Exercise description |
All the entries need to be quoted exactly, apart from the pictures, which you should drop.

Data for this task |
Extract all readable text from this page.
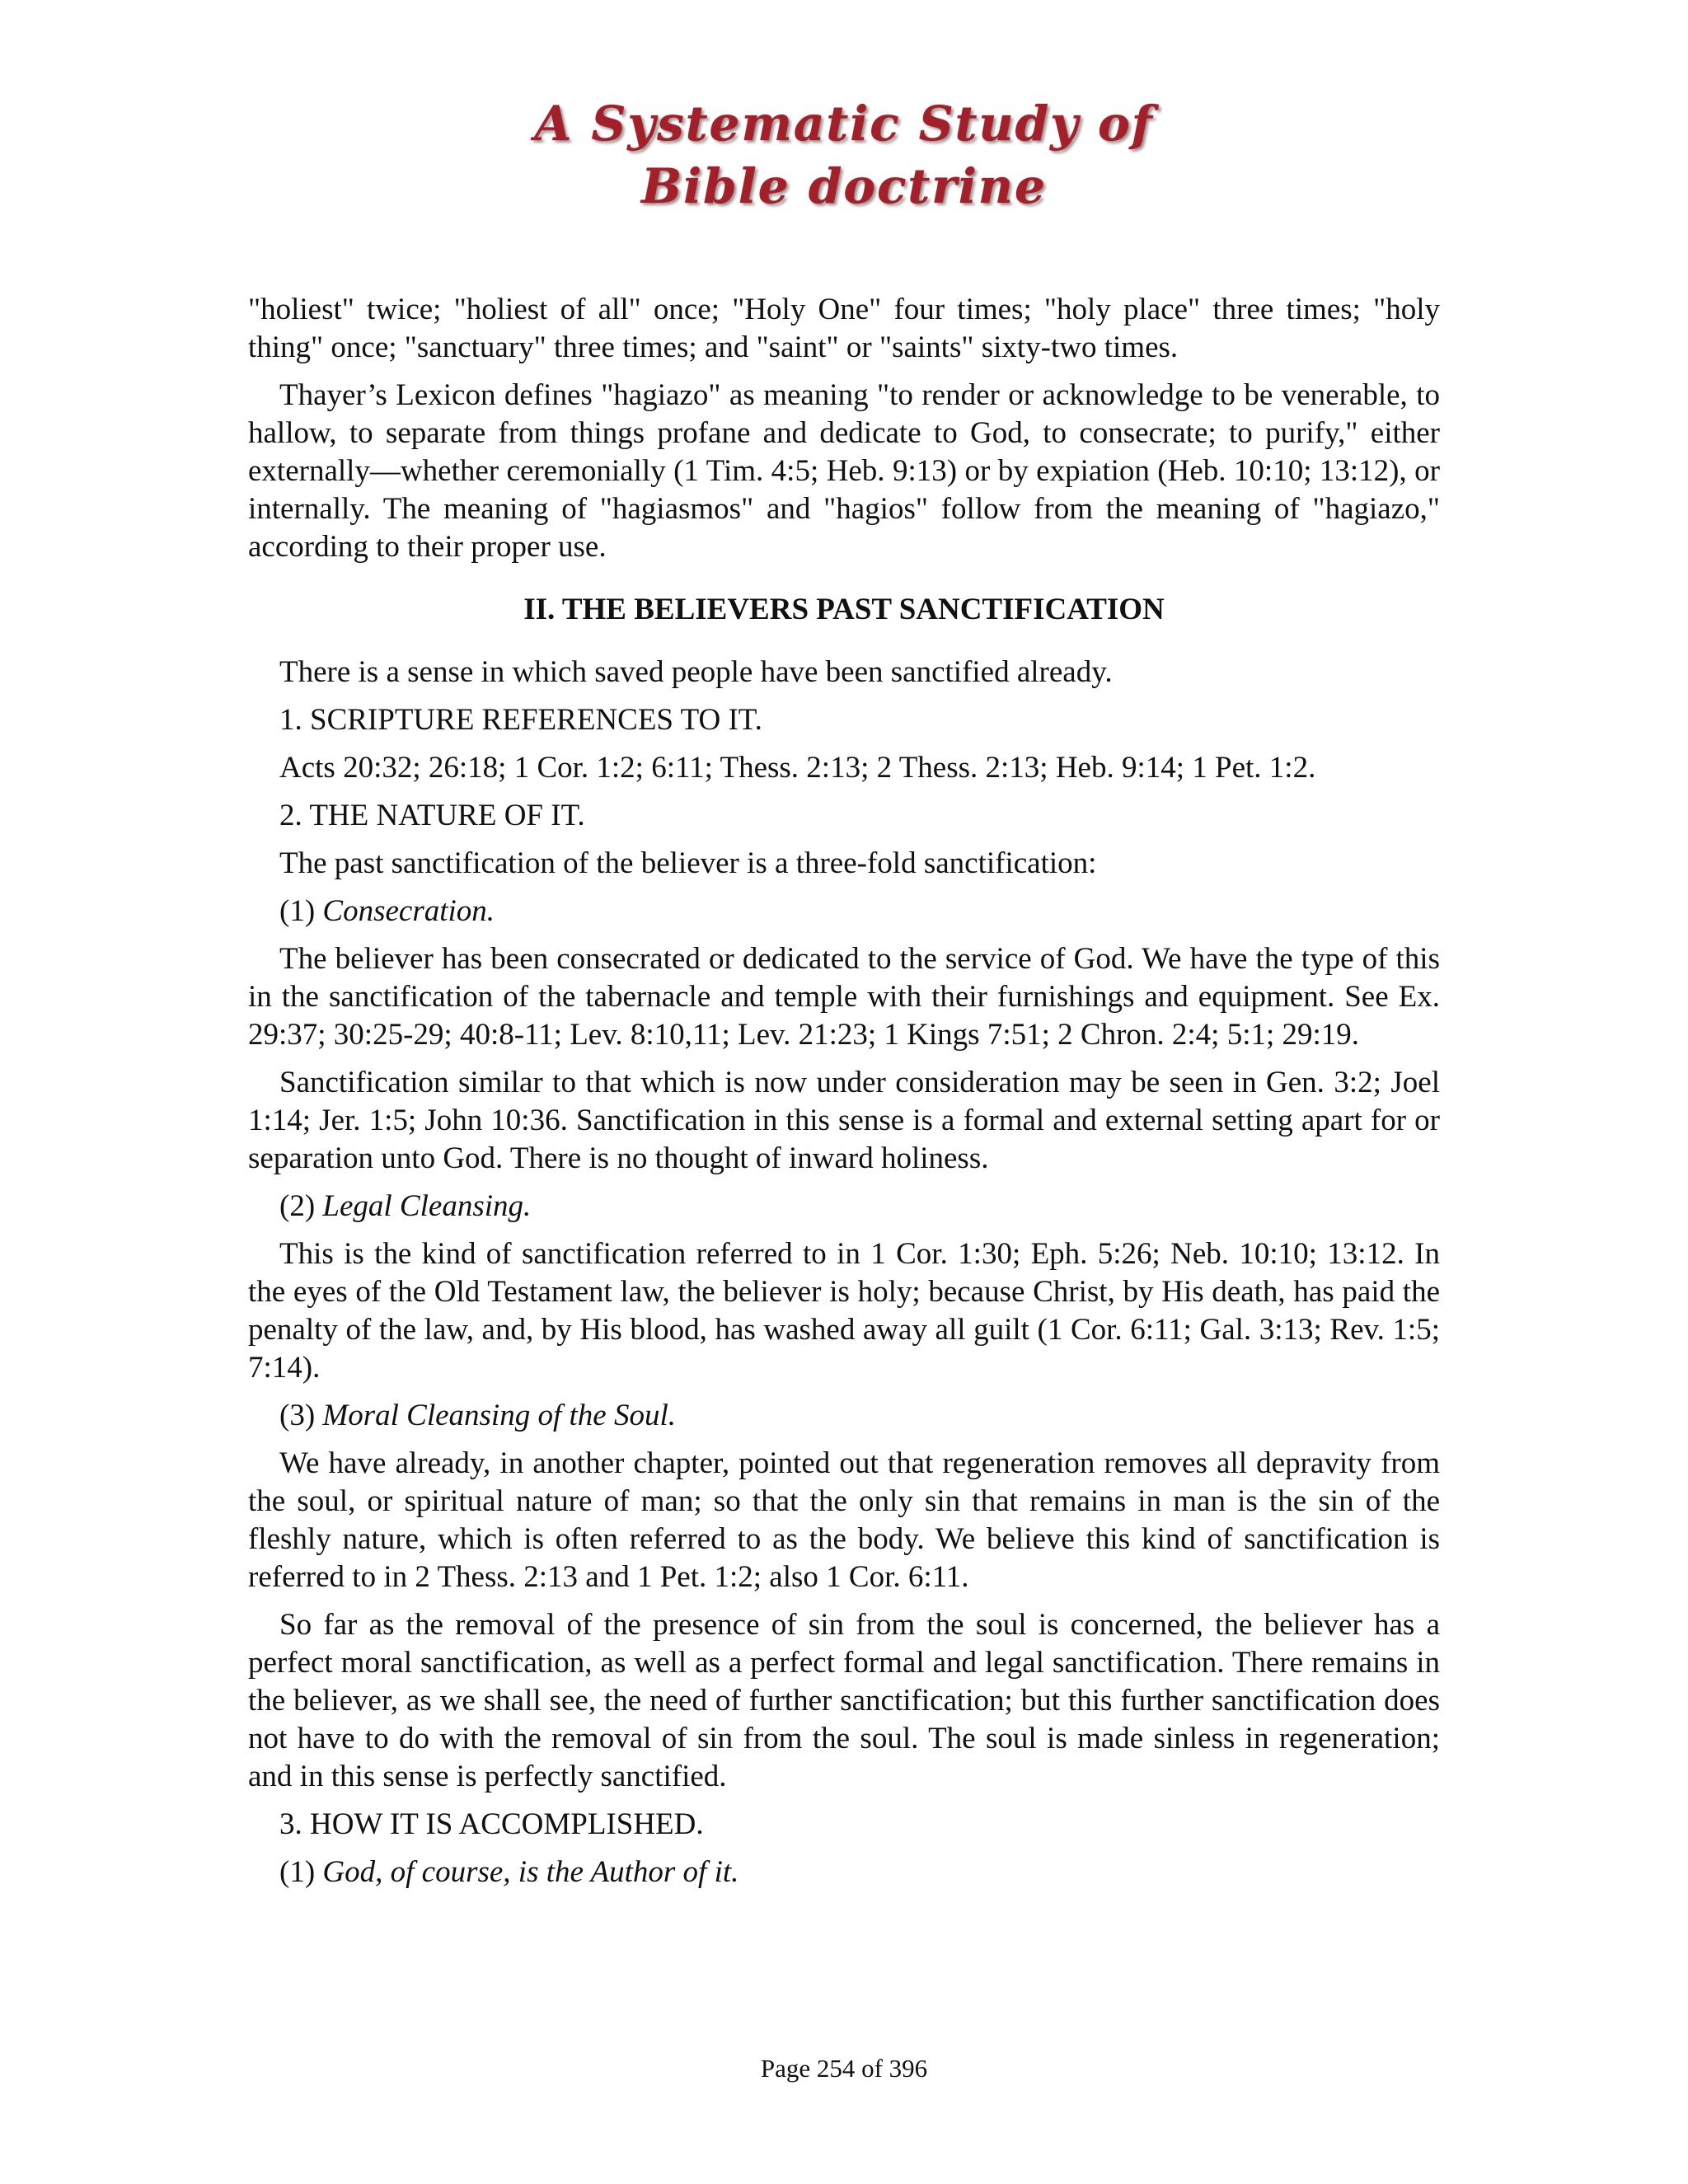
A Systematic Study of
Bible doctrine

"holiest" twice; "holiest of all" once; "Holy One" four times; "holy place" three times; "holy thing" once; "sanctuary" three times; and "saint" or "saints" sixty-two times.

Thayer’s Lexicon defines "hagiazo" as meaning "to render or acknowledge to be venerable, to hallow, to separate from things profane and dedicate to God, to consecrate; to purify," either externally—whether ceremonially (1 Tim. 4:5; Heb. 9:13) or by expiation (Heb. 10:10; 13:12), or internally. The meaning of "hagiasmos" and "hagios" follow from the meaning of "hagiazo," according to their proper use.

II. THE BELIEVERS PAST SANCTIFICATION

There is a sense in which saved people have been sanctified already.

1. SCRIPTURE REFERENCES TO IT.

Acts 20:32; 26:18; 1 Cor. 1:2; 6:11; Thess. 2:13; 2 Thess. 2:13; Heb. 9:14; 1 Pet. 1:2.

2. THE NATURE OF IT.

The past sanctification of the believer is a three-fold sanctification:

(1) Consecration.

The believer has been consecrated or dedicated to the service of God. We have the type of this in the sanctification of the tabernacle and temple with their furnishings and equipment. See Ex. 29:37; 30:25-29; 40:8-11; Lev. 8:10,11; Lev. 21:23; 1 Kings 7:51; 2 Chron. 2:4; 5:1; 29:19.

Sanctification similar to that which is now under consideration may be seen in Gen. 3:2; Joel 1:14; Jer. 1:5; John 10:36. Sanctification in this sense is a formal and external setting apart for or separation unto God. There is no thought of inward holiness.

(2) Legal Cleansing.

This is the kind of sanctification referred to in 1 Cor. 1:30; Eph. 5:26; Neb. 10:10; 13:12. In the eyes of the Old Testament law, the believer is holy; because Christ, by His death, has paid the penalty of the law, and, by His blood, has washed away all guilt (1 Cor. 6:11; Gal. 3:13; Rev. 1:5; 7:14).

(3) Moral Cleansing of the Soul.

We have already, in another chapter, pointed out that regeneration removes all depravity from the soul, or spiritual nature of man; so that the only sin that remains in man is the sin of the fleshly nature, which is often referred to as the body. We believe this kind of sanctification is referred to in 2 Thess. 2:13 and 1 Pet. 1:2; also 1 Cor. 6:11.

So far as the removal of the presence of sin from the soul is concerned, the believer has a perfect moral sanctification, as well as a perfect formal and legal sanctification. There remains in the believer, as we shall see, the need of further sanctification; but this further sanctification does not have to do with the removal of sin from the soul. The soul is made sinless in regeneration; and in this sense is perfectly sanctified.

3. HOW IT IS ACCOMPLISHED.

(1) God, of course, is the Author of it.

Page 254 of 396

Completed task |
Extract all readable text from this page.
A Systematic Study of
Bible doctrine

"holiest" twice; "holiest of all" once; "Holy One" four times; "holy place" three times; "holy thing" once; "sanctuary" three times; and "saint" or "saints" sixty-two times.

Thayer’s Lexicon defines "hagiazo" as meaning "to render or acknowledge to be venerable, to hallow, to separate from things profane and dedicate to God, to consecrate; to purify," either externally—whether ceremonially (1 Tim. 4:5; Heb. 9:13) or by expiation (Heb. 10:10; 13:12), or internally. The meaning of "hagiasmos" and "hagios" follow from the meaning of "hagiazo," according to their proper use.

II. THE BELIEVERS PAST SANCTIFICATION

There is a sense in which saved people have been sanctified already.

1. SCRIPTURE REFERENCES TO IT.

Acts 20:32; 26:18; 1 Cor. 1:2; 6:11; Thess. 2:13; 2 Thess. 2:13; Heb. 9:14; 1 Pet. 1:2.

2. THE NATURE OF IT.

The past sanctification of the believer is a three-fold sanctification:

(1) Consecration.

The believer has been consecrated or dedicated to the service of God. We have the type of this in the sanctification of the tabernacle and temple with their furnishings and equipment. See Ex. 29:37; 30:25-29; 40:8-11; Lev. 8:10,11; Lev. 21:23; 1 Kings 7:51; 2 Chron. 2:4; 5:1; 29:19.

Sanctification similar to that which is now under consideration may be seen in Gen. 3:2; Joel 1:14; Jer. 1:5; John 10:36. Sanctification in this sense is a formal and external setting apart for or separation unto God. There is no thought of inward holiness.

(2) Legal Cleansing.

This is the kind of sanctification referred to in 1 Cor. 1:30; Eph. 5:26; Neb. 10:10; 13:12. In the eyes of the Old Testament law, the believer is holy; because Christ, by His death, has paid the penalty of the law, and, by His blood, has washed away all guilt (1 Cor. 6:11; Gal. 3:13; Rev. 1:5; 7:14).

(3) Moral Cleansing of the Soul.

We have already, in another chapter, pointed out that regeneration removes all depravity from the soul, or spiritual nature of man; so that the only sin that remains in man is the sin of the fleshly nature, which is often referred to as the body. We believe this kind of sanctification is referred to in 2 Thess. 2:13 and 1 Pet. 1:2; also 1 Cor. 6:11.

So far as the removal of the presence of sin from the soul is concerned, the believer has a perfect moral sanctification, as well as a perfect formal and legal sanctification. There remains in the believer, as we shall see, the need of further sanctification; but this further sanctification does not have to do with the removal of sin from the soul. The soul is made sinless in regeneration; and in this sense is perfectly sanctified.

3. HOW IT IS ACCOMPLISHED.

(1) God, of course, is the Author of it.

Page 254 of 396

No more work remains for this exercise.